▸ **STATED GOAL**
Identify each line in the records below that contains the word "this", and copy it.

---- EXTRACTED RECORDS

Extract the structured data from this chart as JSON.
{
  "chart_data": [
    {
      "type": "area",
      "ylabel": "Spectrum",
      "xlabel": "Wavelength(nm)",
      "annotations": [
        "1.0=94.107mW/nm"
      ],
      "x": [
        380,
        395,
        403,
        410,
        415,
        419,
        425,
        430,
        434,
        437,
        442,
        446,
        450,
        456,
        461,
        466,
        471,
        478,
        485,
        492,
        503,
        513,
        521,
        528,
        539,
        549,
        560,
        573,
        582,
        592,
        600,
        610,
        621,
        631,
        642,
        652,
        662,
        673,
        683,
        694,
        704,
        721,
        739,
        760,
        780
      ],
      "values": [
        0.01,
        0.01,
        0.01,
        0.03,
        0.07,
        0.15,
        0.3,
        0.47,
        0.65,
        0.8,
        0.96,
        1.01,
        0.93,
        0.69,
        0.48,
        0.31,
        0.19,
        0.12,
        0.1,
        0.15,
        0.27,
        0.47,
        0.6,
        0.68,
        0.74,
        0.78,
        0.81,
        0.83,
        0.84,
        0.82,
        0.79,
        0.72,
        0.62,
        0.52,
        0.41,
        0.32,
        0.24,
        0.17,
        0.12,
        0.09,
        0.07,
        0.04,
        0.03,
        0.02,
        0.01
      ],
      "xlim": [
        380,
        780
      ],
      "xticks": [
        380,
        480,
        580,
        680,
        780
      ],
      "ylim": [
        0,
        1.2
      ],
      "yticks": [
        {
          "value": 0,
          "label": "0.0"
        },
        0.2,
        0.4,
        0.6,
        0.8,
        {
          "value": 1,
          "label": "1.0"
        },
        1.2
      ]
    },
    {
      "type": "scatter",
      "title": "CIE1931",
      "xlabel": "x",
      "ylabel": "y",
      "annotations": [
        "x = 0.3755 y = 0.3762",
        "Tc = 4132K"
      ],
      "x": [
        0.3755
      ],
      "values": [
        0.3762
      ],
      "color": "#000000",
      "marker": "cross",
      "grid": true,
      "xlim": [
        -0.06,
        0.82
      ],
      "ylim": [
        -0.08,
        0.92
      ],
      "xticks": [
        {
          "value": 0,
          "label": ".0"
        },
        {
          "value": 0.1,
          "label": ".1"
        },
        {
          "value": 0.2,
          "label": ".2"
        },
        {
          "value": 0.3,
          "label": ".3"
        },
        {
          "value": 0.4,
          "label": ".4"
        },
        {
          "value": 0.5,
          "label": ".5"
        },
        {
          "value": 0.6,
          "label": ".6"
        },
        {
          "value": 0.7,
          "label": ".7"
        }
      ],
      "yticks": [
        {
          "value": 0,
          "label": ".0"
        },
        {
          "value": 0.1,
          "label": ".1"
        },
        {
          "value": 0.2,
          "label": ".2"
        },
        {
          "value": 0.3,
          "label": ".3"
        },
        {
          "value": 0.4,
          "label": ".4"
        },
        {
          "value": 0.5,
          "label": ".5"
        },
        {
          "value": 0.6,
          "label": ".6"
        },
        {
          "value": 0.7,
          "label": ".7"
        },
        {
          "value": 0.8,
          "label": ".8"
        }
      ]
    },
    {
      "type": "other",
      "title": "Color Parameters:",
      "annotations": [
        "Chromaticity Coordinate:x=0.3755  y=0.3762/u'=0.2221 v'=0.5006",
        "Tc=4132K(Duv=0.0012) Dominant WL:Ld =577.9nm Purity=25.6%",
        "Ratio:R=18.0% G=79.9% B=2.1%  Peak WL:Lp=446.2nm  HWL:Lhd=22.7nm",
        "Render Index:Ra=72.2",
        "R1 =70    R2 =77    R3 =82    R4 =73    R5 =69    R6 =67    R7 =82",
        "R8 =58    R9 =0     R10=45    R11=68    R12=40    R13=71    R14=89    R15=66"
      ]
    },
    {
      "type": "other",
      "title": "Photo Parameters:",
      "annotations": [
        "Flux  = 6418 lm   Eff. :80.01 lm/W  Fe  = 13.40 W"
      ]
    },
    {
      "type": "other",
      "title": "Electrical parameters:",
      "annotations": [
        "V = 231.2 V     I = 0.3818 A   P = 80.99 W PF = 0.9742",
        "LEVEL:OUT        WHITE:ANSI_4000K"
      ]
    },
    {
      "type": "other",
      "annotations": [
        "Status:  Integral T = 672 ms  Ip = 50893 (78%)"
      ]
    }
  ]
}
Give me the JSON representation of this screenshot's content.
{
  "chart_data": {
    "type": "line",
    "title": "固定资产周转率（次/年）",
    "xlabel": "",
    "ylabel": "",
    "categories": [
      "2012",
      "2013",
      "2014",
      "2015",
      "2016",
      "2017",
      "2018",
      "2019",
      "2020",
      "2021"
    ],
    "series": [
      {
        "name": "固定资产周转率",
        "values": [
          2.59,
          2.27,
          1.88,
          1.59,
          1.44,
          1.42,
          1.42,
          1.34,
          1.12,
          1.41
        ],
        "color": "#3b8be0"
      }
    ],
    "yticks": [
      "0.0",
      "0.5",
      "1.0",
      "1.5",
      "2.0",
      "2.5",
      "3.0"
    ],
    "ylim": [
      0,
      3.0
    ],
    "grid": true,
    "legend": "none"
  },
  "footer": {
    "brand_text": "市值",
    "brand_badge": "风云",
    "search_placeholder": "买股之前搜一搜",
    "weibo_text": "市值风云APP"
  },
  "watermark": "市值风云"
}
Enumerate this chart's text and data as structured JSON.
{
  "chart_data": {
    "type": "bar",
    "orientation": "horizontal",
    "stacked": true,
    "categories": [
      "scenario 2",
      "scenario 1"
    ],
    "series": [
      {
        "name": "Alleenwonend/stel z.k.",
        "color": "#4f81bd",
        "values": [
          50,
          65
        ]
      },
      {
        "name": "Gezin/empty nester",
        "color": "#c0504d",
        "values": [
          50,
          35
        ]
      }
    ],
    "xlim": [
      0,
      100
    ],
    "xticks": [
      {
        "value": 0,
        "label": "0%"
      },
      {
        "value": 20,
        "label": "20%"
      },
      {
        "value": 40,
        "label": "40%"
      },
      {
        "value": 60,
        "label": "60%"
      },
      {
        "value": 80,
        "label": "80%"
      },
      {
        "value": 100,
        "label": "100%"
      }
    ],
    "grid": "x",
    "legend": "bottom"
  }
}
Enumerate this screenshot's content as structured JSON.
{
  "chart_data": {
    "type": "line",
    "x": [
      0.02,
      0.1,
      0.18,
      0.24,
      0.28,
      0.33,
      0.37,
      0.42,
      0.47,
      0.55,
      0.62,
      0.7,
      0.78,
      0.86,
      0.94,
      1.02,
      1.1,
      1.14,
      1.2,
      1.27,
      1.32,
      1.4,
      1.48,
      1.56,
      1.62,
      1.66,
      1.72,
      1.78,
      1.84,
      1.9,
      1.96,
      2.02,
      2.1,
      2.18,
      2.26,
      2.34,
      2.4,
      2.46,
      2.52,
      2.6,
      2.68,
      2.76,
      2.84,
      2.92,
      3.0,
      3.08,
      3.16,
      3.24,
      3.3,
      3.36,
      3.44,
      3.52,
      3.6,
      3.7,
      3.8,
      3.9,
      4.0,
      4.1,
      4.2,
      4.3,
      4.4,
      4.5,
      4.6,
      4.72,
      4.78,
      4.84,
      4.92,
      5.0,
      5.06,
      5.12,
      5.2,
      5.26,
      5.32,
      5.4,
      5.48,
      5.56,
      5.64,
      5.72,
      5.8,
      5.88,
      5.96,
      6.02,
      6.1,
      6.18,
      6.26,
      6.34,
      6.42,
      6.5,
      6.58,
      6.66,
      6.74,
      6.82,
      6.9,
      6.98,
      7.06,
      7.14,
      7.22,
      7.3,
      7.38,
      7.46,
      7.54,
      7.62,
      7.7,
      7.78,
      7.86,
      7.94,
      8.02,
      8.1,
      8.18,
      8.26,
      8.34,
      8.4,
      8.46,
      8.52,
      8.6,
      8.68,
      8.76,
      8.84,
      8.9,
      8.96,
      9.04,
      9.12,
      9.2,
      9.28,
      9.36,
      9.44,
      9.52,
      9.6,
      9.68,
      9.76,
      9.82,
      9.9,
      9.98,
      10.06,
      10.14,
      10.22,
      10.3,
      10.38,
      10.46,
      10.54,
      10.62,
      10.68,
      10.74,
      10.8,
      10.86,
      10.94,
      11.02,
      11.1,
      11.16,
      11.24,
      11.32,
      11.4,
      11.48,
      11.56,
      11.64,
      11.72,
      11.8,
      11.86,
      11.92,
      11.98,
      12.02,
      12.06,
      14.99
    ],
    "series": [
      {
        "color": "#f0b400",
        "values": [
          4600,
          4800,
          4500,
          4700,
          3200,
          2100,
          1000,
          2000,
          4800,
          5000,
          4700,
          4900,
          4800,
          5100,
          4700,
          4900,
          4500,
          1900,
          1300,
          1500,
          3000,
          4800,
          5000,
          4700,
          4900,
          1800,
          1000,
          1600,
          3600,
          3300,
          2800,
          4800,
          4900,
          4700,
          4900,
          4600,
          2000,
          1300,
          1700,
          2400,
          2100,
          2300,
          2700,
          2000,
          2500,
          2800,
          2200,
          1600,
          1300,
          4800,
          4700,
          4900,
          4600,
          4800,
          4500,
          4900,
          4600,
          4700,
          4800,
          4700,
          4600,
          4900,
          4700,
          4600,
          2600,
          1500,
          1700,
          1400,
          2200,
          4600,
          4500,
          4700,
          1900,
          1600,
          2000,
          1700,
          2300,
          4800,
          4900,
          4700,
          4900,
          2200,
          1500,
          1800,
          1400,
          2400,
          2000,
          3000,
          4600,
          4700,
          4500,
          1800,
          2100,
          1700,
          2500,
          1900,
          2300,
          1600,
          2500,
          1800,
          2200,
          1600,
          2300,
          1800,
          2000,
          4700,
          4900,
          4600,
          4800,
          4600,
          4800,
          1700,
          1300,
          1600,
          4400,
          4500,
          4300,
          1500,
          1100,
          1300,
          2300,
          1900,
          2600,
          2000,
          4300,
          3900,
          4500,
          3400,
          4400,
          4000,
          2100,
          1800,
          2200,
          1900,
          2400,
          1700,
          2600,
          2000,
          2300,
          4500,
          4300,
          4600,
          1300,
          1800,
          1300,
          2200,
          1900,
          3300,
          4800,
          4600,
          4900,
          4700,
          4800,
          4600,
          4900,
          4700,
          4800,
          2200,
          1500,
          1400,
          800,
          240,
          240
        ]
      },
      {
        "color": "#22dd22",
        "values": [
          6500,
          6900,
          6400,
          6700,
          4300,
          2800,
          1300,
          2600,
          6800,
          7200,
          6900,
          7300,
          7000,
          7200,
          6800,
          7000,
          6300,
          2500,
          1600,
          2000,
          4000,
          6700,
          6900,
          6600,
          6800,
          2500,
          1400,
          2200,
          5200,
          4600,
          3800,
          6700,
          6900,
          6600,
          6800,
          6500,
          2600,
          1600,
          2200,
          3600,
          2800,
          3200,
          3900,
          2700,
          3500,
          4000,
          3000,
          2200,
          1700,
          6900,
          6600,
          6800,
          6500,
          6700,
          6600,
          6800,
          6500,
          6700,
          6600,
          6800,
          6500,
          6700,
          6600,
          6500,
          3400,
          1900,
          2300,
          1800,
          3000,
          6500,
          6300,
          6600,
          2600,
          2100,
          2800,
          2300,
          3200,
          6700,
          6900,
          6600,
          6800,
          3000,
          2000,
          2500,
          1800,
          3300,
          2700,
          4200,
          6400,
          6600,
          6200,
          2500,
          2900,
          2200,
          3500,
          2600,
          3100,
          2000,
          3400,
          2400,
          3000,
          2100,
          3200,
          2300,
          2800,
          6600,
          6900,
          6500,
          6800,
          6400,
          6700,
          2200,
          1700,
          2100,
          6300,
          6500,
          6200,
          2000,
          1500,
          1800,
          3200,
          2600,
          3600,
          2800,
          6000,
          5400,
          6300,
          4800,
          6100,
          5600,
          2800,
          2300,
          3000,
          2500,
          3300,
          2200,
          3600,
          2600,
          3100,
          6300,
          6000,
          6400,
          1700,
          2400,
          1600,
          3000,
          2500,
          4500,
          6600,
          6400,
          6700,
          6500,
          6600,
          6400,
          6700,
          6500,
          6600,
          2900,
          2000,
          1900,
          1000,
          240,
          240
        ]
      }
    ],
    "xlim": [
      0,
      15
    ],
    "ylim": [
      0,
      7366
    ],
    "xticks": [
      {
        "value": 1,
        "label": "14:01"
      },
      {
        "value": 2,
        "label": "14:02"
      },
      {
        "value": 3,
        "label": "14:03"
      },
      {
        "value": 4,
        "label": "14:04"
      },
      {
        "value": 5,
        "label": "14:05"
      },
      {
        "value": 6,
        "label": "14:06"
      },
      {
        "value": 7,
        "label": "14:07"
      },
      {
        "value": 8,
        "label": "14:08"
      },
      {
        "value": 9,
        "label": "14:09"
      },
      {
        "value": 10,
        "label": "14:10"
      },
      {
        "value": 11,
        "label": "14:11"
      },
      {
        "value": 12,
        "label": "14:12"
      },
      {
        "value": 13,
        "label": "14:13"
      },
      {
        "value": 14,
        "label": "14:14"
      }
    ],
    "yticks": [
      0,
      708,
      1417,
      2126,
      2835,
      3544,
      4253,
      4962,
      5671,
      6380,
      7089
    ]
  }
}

--------

▸ **FINISHED TASK**
Extract the structured data from this chart as JSON.
Give me the JSON representation of this screenshot's content.
Enumerate this chart's text and data as structured JSON.
Enumerate this screenshot's content as structured JSON.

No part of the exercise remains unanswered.